--- Request ---
Pick out each line of the records that includes the string "MARVEL", and copy it.

Dataset entries
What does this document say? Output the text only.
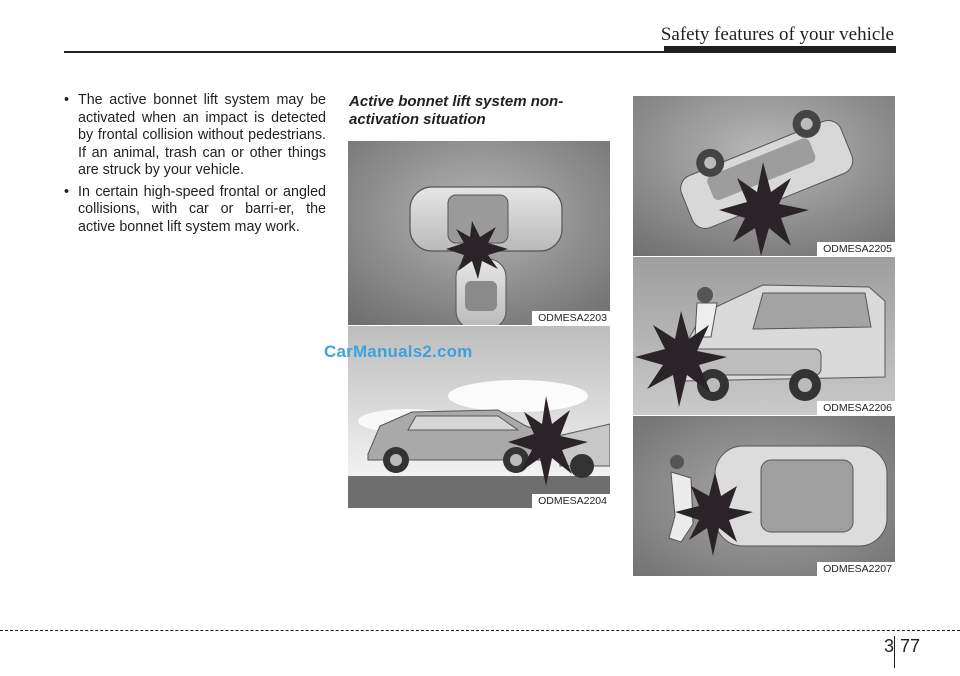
Safety features of your vehicle
• The active bonnet lift system may be activated when an impact is detected by frontal collision without pedestrians. If an animal, trash can or other things are struck by your vehicle.
• In certain high-speed frontal or angled collisions, with car or barri-er, the active bonnet lift system may work.
Active bonnet lift system non-activation situation
ODMESA2203
ODMESA2204
ODMESA2205
ODMESA2206
ODMESA2207
CarManuals2.com
3 77
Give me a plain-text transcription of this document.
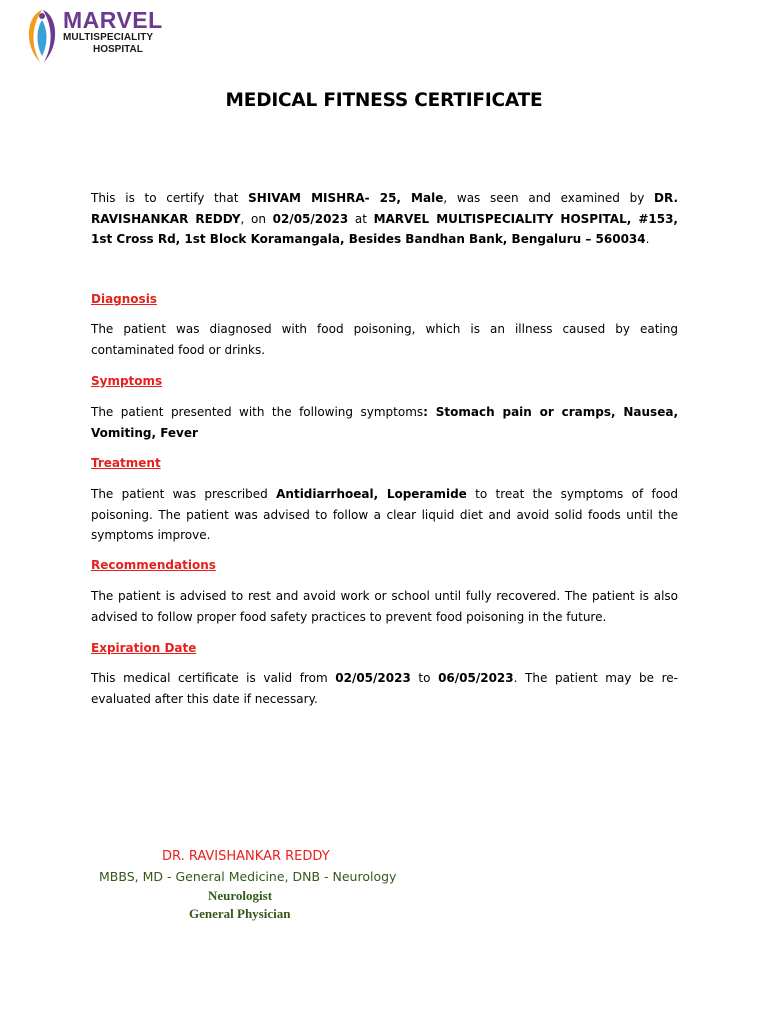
MARVEL
MULTISPECIALITY
HOSPITAL
MEDICAL FITNESS CERTIFICATE

This is to certify that SHIVAM MISHRA- 25, Male, was seen and examined by DR. RAVISHANKAR REDDY, on 02/05/2023 at MARVEL MULTISPECIALITY HOSPITAL, #153, 1st Cross Rd, 1st Block Koramangala, Besides Bandhan Bank, Bengaluru – 560034.

Diagnosis

The patient was diagnosed with food poisoning, which is an illness caused by eating contaminated food or drinks.

Symptoms

The patient presented with the following symptoms: Stomach pain or cramps, Nausea, Vomiting, Fever

Treatment

The patient was prescribed Antidiarrhoeal, Loperamide to treat the symptoms of food poisoning. The patient was advised to follow a clear liquid diet and avoid solid foods until the symptoms improve.

Recommendations

The patient is advised to rest and avoid work or school until fully recovered. The patient is also advised to follow proper food safety practices to prevent food poisoning in the future.

Expiration Date

This medical certificate is valid from 02/05/2023 to 06/05/2023. The patient may be re-evaluated after this date if necessary.

DR. RAVISHANKAR REDDY
MBBS, MD - General Medicine, DNB - Neurology
Neurologist
General Physician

--- Output of the task ---
MARVEL
This is to certify that SHIVAM MISHRA- 25, Male, was seen and examined by DR. RAVISHANKAR REDDY, on 02/05/2023 at MARVEL MULTISPECIALITY HOSPITAL, #153, 1st Cross Rd, 1st Block Koramangala, Besides Bandhan Bank, Bengaluru – 560034.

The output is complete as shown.